- _TASK LIST_:
**A)** In the Outschool passage, why could the change from one-off classes to enduring engagements benefit both the company and its students? Answer in one to three sentences.
**B)** According to the Outschool passage, how many teachers were on the platform when the pandemic started?
**C)** Rewrite the paragraph of the Outschool passage that begins "On the flip side, Outschool isn't hiring teachers" as a bulleted list, keeping its main facts.

- _PASSAGE_:
The change from one-off classes to enduring engagements could be good for the company and its students. On the former, recurring revenue is music to investor ears. On the latter, students need repetition to develop close relationships with a course and a group. Ongoing classes about debate or a weekly zombie dance class makes for a stickier experience.

Nathoo says everyone always asks what the most popular classes are, but Outschool continues to change becasue its main clientele — kids — have evolving favorites. One week it might be math, the other it might be Minecraft and architecture.

Its changing revenue profile helped Outschool generate more than $100 million in bookings in 2020, compared to $6 million in 2019 and just $500,000 in 2017. Nathoo declined to share the company’s expectations for 2021 beyond “projecting to grow aggressively.”

Outschool reached brief positive cash flow last year as a result of massive growth in bookings, but Nathoo shared that that has since changed.

“My goal is to always stay within touching distance of profit,” he said. “But given the fast change in the market, it makes sense to invest aggressively into opportunities that will make sense in the long-term.”

What’s next

Nathoo expects to grow Outschool’s staff from 110 people to 200 by the end of the year, with a specific focus on international growth. In 2020, Outschool launched in Canada, New Zealand, Australia and the U.K., so hiring will continue there and elsewhere.

On the flip side, Outschool isn’t hiring teachers at the same clip it was at the height of the pandemic in the United States. When the pandemic started, Outschool had 1,000 teachers on its platform. Within months, Outschool grew to host 10,000 teachers, with a screening process that the founder explained was resource-heavy, but vital. Outschool makes more money if teachers join the platform full time: teachers pocket 70% of the price they set for classes, while Outschool gets the other 30% of income. But, Nathoo views the platform as more of a supplement to traditional education. Instead of scaling revenue by convincing teachers to come on full time, the CEO is growing by adding more part-time teachers to the platform.

Similar to how Airbnb created a host endowment fund to share its returns with the people who made its platform work, Outschool has dedicated 2% of its stock to creating a similar program to reward teachers on its platform in the event of liquidity.

One of Outschool’s most ambitious goals is, ironically, to get in schools. While some startups have found success selling to schools amid the pandemic, district sales cycles and tight budgets continue to be a difficult challenge for scaling purposes. Still, the startup wants to make its way into students’ lives through contracts with schools and employers, which could help low-income families access the platform. Nathoo says enterprise sales is a small part of its business, but the strategy began just last year as part of the COVID-19 response. It is currently piloting its B2B offering with a number of schools.

Teachers are leaving schools. Will they come to startups next?

Outschool will also consider acquiring early-stage startups focused on direct-to-consumer learning in international markets. While no acquisitions have been made by the startup to date, consolidation in the edtech sector broadly is heating up.

- _EXTRACTED INFORMATION_:
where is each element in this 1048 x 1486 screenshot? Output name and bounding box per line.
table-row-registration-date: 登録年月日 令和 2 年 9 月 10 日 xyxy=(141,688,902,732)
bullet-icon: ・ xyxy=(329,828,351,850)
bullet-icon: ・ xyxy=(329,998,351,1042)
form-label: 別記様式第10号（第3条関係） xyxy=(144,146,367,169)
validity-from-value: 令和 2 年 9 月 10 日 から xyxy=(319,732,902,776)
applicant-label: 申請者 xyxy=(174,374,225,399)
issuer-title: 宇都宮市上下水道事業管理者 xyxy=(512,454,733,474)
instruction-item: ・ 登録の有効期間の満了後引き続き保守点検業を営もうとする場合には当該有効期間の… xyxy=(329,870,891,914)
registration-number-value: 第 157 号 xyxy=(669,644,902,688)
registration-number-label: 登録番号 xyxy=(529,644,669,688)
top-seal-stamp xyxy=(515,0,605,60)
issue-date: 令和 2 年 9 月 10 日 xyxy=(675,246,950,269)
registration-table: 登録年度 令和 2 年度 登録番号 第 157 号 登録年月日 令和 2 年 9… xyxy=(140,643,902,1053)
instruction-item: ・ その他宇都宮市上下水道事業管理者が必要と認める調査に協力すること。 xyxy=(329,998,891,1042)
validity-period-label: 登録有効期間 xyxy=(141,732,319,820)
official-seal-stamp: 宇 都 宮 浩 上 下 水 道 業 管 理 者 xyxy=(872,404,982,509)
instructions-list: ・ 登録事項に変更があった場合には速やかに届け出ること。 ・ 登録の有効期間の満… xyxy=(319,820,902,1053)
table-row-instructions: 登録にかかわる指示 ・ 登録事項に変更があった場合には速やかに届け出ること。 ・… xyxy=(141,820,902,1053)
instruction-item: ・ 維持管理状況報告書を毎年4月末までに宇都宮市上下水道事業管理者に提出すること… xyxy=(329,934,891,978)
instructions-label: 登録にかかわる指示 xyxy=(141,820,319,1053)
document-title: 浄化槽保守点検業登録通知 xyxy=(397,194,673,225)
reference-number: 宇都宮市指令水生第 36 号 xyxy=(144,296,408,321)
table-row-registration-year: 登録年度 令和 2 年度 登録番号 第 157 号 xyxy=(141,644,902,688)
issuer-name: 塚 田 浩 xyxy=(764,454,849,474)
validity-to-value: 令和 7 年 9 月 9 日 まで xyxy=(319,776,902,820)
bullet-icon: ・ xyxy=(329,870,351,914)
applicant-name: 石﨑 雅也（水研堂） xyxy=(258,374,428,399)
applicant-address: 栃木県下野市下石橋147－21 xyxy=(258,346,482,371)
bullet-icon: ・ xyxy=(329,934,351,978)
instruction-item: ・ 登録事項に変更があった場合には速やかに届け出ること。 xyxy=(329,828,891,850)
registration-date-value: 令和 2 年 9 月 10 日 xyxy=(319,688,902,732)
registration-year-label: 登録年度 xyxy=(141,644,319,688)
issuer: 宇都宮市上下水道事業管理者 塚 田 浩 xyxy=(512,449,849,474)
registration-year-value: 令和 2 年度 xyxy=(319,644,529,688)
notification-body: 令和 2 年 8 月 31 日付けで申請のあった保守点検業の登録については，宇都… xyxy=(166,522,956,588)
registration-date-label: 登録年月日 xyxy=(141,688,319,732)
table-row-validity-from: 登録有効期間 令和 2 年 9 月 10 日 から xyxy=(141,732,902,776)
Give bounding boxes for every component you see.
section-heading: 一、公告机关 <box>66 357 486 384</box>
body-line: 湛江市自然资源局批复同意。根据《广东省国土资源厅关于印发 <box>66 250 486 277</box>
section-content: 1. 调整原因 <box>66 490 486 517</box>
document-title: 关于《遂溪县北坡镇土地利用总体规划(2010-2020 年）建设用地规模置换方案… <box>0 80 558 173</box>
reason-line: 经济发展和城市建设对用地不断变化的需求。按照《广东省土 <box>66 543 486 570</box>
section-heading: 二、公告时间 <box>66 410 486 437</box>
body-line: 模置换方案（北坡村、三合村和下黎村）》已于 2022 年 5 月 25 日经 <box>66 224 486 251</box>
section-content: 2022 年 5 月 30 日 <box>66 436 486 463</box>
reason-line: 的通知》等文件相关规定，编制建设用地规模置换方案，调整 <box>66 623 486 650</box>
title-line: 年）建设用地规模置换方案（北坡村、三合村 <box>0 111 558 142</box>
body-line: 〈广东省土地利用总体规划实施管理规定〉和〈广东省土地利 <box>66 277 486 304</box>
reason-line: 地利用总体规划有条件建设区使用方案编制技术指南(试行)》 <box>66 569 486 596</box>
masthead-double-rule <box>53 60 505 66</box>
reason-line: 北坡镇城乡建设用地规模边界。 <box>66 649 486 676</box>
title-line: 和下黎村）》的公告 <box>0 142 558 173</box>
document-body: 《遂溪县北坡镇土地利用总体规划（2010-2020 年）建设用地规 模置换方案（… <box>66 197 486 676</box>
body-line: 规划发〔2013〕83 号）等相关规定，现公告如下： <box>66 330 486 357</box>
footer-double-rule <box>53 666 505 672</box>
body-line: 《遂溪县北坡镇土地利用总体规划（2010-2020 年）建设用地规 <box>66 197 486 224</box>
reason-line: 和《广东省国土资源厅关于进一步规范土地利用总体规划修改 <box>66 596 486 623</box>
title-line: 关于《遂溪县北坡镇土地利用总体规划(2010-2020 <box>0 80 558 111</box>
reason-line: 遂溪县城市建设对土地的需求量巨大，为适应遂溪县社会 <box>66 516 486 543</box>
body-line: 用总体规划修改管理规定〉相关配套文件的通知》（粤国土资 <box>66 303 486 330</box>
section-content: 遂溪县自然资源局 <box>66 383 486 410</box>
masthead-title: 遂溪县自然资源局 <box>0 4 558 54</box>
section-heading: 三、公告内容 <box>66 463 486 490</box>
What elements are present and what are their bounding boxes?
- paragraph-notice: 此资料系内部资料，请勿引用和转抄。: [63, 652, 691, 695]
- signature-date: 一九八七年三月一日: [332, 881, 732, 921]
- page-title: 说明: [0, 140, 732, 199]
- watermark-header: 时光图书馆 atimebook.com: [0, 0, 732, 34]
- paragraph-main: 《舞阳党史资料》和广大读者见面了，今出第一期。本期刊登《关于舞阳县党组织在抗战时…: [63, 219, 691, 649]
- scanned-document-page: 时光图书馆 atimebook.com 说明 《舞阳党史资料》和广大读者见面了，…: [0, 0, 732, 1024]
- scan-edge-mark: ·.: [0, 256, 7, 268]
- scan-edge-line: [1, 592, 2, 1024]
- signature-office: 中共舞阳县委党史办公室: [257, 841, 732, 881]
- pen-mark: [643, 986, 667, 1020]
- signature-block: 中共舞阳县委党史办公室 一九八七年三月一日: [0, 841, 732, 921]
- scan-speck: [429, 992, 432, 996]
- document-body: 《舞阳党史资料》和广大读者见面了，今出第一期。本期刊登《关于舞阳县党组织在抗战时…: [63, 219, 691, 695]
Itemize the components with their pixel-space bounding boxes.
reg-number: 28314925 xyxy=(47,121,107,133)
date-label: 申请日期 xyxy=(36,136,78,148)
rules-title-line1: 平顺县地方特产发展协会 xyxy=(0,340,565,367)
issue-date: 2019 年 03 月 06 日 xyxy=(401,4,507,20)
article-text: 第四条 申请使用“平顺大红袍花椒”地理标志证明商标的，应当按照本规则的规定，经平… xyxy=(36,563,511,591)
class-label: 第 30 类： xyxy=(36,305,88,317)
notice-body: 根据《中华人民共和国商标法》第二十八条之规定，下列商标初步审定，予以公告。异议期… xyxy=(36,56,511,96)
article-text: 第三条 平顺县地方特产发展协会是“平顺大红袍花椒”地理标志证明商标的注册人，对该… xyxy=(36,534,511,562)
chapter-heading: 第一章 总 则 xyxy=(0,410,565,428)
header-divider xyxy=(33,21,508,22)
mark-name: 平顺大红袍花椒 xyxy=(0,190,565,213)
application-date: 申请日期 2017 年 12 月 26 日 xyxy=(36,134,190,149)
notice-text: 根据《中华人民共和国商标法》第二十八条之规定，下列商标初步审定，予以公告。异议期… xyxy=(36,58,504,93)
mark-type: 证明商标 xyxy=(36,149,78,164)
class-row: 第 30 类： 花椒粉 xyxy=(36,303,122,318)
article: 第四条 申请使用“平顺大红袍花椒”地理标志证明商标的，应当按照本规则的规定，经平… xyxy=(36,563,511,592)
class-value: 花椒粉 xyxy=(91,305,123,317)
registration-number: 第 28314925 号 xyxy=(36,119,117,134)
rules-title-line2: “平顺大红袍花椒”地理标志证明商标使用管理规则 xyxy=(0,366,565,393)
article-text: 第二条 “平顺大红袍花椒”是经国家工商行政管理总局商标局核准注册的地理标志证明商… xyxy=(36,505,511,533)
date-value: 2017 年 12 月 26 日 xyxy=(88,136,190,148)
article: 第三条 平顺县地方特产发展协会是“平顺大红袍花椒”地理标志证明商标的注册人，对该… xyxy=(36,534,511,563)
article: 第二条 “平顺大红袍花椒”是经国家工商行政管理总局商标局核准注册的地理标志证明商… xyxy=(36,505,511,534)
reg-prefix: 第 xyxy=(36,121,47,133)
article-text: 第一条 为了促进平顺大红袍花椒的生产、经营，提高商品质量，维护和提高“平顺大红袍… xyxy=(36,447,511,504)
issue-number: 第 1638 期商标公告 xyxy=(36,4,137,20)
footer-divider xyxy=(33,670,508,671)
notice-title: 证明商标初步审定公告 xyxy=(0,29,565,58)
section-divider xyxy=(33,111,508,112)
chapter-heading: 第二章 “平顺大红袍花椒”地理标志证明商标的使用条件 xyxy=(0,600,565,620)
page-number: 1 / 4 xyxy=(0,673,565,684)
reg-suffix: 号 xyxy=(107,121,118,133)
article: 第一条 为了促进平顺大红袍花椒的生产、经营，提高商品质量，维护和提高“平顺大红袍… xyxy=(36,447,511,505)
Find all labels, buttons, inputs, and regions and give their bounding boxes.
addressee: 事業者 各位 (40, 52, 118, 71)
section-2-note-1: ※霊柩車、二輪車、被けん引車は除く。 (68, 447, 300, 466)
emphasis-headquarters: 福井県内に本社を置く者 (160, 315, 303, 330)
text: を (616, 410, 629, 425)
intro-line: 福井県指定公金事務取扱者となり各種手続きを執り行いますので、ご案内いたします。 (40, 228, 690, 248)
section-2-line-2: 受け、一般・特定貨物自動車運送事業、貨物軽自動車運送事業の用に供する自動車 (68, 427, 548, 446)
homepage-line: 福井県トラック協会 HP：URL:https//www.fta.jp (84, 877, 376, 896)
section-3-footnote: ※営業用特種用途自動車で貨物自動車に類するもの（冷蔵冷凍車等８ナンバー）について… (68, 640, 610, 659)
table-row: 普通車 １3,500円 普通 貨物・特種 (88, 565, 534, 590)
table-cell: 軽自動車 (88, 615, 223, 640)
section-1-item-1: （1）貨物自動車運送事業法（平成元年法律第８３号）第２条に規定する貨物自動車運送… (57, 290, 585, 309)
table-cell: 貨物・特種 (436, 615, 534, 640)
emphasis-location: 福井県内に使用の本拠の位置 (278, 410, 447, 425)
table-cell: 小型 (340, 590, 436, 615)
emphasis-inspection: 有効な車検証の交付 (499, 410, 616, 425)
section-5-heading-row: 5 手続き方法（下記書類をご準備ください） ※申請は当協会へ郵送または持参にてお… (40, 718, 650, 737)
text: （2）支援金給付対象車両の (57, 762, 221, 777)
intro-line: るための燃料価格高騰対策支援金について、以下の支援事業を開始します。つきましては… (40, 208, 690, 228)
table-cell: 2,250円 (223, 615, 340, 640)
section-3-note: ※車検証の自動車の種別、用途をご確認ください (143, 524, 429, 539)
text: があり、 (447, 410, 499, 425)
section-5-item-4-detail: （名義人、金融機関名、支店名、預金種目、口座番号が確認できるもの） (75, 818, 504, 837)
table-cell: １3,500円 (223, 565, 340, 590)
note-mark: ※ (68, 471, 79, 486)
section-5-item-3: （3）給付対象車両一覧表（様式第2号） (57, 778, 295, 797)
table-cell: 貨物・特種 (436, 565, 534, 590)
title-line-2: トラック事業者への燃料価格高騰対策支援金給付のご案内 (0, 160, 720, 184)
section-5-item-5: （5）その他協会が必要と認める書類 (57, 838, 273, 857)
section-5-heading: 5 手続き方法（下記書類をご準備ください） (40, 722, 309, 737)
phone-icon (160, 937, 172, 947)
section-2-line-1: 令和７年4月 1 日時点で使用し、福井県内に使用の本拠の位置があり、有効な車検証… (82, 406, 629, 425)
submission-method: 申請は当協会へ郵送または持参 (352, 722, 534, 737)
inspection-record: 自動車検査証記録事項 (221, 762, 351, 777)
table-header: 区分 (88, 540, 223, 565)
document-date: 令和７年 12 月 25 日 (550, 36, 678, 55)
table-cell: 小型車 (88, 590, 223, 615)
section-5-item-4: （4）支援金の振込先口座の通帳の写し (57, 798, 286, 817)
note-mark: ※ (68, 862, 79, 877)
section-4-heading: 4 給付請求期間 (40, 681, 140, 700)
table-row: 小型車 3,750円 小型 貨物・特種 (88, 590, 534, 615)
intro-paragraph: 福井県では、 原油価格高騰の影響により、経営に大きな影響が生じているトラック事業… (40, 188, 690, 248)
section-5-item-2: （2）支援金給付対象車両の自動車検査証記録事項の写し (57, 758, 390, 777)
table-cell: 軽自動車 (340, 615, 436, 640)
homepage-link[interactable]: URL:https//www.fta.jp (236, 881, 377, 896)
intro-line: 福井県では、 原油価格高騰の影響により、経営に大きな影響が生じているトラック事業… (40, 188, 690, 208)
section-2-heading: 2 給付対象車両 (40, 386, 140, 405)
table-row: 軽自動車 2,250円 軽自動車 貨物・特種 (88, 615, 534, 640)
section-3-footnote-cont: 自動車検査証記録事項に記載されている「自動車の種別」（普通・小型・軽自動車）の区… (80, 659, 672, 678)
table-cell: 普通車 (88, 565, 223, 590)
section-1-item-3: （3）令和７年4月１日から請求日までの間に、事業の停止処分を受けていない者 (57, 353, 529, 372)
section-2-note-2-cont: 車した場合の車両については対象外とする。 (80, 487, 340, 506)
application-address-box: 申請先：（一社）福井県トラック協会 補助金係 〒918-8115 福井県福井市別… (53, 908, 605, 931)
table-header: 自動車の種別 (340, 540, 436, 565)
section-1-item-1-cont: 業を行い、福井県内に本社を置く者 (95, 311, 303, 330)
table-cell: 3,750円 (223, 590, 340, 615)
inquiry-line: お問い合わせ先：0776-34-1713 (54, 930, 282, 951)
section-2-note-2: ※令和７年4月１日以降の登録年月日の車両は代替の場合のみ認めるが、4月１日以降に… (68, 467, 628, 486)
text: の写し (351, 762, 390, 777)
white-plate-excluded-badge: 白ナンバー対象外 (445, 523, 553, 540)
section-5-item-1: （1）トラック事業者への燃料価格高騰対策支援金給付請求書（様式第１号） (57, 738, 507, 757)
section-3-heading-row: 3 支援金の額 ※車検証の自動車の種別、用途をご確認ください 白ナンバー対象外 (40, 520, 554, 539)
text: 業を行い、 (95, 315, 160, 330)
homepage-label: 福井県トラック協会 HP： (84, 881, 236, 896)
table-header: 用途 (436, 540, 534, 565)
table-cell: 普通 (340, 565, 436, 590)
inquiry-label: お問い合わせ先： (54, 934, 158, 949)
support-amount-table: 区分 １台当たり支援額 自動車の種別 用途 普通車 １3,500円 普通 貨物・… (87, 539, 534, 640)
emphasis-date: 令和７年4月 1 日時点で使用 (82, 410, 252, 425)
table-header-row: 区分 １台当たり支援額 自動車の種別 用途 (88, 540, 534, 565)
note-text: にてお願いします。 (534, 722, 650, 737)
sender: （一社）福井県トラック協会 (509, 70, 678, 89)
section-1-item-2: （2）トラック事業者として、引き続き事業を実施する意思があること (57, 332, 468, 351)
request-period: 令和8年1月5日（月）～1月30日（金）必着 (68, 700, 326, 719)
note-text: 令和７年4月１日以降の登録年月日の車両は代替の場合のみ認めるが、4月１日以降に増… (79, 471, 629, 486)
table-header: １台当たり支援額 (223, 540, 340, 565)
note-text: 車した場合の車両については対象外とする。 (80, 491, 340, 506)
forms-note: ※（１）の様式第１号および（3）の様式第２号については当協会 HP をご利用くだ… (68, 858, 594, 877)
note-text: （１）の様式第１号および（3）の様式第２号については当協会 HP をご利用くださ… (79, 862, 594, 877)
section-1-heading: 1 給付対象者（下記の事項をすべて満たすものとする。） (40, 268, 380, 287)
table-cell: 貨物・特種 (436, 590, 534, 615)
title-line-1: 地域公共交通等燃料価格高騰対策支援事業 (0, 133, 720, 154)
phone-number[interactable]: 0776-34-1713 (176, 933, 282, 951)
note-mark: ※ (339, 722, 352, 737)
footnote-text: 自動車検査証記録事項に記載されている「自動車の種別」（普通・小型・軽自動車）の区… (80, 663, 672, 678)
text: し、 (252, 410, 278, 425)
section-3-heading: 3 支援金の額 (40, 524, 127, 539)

- _TASK RESULTS_:
**A)** For the company, recurring revenue appeals to investors. For students, repetition helps them develop close relationships with a course and a group, which makes ongoing classes a stickier experience.

**B)** 1,000 teachers.

**C)**
- Outschool is no longer hiring teachers as fast as it did at the height of the pandemic in the United States.
- The platform grew from 1,000 teachers at the start of the pandemic to 10,000 within months.
- Its screening process for teachers was resource-heavy but vital, according to the founder.
- Teachers keep 70% of the price they set for classes, and Outschool takes the other 30%, so the company earns more when teachers join full time.
- Nathoo sees the platform as a supplement to traditional education, so the company is growing by adding more part-time teachers rather than persuading teachers to come on full time.